Challenge:
Below are records. Copy every line with "xlabel" in it.

(Saved data entries)
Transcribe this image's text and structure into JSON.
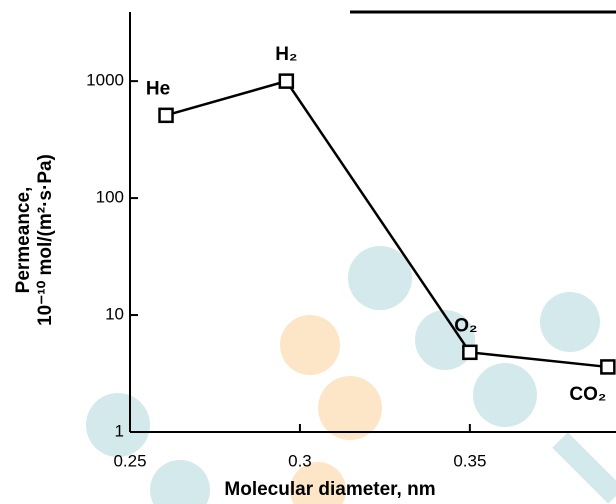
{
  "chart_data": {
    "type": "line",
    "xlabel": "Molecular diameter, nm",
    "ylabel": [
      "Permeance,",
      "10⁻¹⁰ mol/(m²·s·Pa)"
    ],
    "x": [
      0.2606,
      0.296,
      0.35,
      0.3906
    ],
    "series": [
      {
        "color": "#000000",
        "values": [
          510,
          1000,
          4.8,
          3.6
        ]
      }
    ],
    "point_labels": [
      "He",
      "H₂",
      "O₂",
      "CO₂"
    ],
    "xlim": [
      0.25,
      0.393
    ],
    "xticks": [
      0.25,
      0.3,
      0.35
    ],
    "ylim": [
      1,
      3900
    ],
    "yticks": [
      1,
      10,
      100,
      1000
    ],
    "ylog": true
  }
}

==

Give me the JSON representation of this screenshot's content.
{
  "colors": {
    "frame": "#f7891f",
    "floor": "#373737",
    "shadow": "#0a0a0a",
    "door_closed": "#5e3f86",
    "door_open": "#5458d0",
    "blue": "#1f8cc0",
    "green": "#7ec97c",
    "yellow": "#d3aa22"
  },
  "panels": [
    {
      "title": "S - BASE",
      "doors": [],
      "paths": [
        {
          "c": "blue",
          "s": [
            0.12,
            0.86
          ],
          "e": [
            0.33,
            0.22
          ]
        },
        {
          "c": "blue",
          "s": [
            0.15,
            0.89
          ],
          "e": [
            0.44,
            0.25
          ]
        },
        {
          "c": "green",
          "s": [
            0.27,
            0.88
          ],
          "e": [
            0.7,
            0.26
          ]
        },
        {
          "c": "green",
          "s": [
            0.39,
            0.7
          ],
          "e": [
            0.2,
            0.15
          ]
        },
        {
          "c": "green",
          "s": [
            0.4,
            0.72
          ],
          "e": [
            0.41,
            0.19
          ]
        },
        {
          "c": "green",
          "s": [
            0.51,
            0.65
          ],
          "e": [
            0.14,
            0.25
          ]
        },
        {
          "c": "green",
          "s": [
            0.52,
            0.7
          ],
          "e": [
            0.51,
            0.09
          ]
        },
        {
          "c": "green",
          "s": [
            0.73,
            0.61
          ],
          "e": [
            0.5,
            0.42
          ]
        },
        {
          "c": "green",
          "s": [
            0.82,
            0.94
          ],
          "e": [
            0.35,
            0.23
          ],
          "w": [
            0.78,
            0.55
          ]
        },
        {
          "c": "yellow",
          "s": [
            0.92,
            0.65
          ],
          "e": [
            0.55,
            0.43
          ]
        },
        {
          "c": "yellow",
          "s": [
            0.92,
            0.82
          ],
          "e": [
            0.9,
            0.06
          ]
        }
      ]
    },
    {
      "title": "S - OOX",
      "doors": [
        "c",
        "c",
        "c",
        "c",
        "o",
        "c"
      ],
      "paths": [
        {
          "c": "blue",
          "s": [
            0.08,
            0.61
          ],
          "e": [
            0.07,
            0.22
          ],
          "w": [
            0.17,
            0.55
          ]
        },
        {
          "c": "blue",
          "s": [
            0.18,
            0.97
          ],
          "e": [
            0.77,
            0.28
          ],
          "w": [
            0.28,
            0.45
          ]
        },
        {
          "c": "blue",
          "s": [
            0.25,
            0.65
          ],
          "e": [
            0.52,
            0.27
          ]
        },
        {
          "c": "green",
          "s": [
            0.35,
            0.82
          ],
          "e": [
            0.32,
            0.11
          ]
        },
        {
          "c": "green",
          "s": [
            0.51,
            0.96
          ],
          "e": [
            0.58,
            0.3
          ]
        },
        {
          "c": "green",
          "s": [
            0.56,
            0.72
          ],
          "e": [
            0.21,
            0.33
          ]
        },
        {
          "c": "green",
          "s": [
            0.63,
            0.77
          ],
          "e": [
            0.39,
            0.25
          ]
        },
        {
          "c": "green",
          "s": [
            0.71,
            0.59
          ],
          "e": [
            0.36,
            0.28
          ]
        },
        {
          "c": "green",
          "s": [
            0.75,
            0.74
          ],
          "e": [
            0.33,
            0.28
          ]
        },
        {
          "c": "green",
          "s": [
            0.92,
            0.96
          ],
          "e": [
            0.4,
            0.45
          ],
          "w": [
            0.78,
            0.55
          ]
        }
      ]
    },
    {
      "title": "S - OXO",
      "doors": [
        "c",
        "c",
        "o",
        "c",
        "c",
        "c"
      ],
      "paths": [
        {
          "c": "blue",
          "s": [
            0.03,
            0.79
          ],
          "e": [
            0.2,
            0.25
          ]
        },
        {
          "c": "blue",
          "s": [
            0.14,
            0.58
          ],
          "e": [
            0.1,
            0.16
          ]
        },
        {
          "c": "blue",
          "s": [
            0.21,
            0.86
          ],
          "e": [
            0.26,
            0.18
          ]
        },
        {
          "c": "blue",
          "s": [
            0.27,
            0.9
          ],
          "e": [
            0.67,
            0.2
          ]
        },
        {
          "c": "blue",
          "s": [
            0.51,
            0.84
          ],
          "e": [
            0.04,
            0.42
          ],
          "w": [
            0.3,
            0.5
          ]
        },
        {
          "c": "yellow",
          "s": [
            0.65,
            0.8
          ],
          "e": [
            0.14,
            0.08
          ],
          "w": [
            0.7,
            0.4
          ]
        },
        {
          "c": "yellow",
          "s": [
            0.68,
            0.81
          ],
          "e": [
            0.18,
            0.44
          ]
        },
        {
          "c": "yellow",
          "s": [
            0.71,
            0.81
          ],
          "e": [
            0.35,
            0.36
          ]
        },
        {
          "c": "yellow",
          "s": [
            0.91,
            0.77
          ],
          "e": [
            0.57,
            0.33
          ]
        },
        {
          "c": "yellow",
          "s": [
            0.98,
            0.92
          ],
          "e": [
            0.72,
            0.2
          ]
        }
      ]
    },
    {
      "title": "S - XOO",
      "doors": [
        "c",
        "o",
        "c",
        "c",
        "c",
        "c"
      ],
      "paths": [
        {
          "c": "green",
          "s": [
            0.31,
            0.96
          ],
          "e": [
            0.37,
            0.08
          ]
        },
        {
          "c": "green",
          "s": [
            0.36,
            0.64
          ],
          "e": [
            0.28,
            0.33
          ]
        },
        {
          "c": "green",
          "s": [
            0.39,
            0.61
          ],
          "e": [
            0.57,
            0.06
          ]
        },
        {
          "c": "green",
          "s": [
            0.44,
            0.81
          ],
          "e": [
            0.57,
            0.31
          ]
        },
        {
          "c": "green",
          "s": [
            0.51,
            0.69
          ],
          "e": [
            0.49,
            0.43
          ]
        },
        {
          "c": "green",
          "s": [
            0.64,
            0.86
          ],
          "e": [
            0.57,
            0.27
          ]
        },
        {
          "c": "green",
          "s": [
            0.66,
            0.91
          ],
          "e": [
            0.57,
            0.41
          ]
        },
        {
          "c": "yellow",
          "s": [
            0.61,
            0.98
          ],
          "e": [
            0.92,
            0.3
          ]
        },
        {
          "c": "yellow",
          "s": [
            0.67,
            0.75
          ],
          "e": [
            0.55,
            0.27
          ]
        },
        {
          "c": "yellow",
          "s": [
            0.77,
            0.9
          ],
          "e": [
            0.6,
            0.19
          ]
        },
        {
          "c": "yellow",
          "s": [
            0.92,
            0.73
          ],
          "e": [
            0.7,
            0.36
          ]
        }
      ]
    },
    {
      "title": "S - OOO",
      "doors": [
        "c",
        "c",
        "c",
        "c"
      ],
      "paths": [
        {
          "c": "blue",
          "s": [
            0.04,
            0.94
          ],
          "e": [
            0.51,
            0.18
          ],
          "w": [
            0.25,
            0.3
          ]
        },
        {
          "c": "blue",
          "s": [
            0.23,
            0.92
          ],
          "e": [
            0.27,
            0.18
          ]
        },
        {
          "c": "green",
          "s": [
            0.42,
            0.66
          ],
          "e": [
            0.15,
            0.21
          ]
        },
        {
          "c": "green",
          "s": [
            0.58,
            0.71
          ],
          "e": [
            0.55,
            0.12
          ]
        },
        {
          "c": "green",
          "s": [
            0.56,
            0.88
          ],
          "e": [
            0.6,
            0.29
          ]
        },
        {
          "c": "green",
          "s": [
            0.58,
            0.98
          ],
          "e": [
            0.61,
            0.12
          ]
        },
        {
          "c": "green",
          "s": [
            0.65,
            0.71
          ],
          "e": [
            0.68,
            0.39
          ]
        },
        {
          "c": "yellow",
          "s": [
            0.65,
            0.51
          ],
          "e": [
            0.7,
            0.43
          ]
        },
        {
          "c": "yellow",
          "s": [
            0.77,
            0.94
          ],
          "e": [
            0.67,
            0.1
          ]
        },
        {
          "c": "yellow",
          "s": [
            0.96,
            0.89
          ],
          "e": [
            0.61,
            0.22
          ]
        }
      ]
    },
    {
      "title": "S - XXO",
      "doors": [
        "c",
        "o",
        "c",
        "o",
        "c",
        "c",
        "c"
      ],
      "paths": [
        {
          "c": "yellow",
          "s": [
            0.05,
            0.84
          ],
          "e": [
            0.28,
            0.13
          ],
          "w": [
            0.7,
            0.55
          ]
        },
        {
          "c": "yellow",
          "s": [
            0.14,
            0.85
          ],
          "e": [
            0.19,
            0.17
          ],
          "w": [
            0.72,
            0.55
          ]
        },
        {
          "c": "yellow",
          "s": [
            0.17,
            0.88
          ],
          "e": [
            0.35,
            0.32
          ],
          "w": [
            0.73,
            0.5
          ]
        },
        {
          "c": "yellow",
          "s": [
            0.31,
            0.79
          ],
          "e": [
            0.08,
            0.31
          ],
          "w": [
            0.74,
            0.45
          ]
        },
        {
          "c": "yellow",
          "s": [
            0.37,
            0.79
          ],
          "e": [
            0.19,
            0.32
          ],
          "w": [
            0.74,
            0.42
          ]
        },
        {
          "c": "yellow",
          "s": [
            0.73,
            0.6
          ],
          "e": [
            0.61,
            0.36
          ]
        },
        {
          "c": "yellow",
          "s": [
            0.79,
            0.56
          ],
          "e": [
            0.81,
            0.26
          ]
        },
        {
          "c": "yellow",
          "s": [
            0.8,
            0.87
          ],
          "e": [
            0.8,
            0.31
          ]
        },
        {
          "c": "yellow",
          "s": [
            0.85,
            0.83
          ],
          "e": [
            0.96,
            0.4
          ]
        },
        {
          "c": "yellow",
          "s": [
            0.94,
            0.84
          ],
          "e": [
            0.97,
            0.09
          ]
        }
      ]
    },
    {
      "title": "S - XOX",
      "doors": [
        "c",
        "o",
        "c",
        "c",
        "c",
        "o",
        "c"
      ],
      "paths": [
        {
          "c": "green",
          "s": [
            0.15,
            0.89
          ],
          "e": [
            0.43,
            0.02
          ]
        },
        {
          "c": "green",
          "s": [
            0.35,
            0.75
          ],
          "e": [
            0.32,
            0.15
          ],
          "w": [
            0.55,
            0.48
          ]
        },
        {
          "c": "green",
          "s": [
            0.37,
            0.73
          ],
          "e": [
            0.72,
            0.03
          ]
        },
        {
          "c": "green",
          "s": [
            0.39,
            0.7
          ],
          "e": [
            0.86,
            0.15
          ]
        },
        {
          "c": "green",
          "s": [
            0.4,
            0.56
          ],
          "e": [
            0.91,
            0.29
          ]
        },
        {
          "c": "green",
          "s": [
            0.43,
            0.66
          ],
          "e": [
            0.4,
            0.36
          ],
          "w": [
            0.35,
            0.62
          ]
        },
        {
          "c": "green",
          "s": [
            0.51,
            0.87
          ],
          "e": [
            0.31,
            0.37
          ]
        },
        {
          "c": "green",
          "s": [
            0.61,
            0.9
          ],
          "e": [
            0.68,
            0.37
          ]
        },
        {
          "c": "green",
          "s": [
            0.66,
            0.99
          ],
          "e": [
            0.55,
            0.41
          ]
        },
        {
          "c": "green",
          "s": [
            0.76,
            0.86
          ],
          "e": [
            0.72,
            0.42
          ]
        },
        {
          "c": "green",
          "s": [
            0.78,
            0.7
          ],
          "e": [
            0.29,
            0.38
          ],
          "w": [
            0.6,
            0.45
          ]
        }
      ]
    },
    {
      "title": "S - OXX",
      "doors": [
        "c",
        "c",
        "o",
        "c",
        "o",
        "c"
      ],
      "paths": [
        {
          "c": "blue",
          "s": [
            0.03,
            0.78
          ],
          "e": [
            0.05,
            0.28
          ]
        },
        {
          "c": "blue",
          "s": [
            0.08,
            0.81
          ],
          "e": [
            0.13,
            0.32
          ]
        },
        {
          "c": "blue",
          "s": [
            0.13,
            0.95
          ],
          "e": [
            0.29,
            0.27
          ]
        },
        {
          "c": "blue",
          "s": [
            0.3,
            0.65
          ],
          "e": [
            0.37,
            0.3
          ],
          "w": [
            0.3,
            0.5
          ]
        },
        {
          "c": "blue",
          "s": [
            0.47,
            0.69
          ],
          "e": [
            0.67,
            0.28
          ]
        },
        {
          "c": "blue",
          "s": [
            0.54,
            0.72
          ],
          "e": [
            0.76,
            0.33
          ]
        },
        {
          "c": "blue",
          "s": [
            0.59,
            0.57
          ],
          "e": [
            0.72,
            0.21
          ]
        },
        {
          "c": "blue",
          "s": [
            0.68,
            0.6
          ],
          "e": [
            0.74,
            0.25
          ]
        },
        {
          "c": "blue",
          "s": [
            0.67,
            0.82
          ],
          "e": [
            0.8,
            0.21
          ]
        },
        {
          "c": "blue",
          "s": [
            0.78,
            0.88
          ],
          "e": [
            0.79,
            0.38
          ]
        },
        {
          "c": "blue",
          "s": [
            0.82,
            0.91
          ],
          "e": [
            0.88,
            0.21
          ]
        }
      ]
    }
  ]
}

==

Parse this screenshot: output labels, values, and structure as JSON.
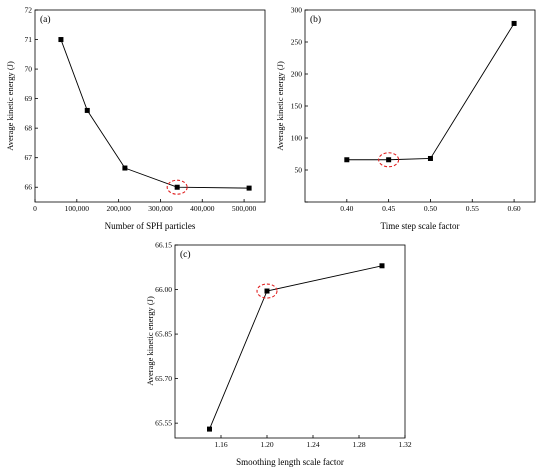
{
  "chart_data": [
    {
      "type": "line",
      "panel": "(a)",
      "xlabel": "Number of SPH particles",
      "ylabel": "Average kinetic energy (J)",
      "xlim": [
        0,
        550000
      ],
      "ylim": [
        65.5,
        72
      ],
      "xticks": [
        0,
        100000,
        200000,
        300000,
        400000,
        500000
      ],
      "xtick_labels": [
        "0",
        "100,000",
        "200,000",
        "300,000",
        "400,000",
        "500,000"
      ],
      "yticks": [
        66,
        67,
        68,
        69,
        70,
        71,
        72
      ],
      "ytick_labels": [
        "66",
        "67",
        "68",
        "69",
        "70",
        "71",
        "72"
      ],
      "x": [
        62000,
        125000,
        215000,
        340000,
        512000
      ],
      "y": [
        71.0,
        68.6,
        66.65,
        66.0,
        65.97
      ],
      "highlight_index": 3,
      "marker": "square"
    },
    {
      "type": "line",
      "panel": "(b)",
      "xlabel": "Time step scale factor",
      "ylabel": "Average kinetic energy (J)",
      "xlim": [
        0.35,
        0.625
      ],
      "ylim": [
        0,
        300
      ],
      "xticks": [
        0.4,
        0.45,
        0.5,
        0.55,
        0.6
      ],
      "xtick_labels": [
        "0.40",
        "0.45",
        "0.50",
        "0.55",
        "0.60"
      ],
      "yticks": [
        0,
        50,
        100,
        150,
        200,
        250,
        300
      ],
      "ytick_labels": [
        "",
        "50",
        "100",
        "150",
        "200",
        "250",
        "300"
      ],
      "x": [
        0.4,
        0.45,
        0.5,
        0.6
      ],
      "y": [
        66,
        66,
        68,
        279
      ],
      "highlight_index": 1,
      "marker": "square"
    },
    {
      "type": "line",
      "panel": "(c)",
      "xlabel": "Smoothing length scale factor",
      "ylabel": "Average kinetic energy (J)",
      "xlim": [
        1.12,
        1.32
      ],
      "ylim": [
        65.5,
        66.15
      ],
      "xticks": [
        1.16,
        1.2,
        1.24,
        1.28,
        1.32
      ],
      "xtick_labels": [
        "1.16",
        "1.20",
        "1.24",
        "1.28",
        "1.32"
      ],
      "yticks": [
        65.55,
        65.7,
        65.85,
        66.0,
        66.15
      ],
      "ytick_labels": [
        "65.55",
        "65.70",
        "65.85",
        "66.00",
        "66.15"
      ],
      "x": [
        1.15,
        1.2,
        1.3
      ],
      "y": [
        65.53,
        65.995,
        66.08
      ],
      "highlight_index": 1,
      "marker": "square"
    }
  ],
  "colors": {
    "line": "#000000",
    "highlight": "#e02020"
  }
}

Solved problem:
    "xlabel": "Molecular diameter, nm",
      "xlabel": "Number of SPH particles",
      "xlabel": "Time step scale factor",
      "xlabel": "Smoothing length scale factor",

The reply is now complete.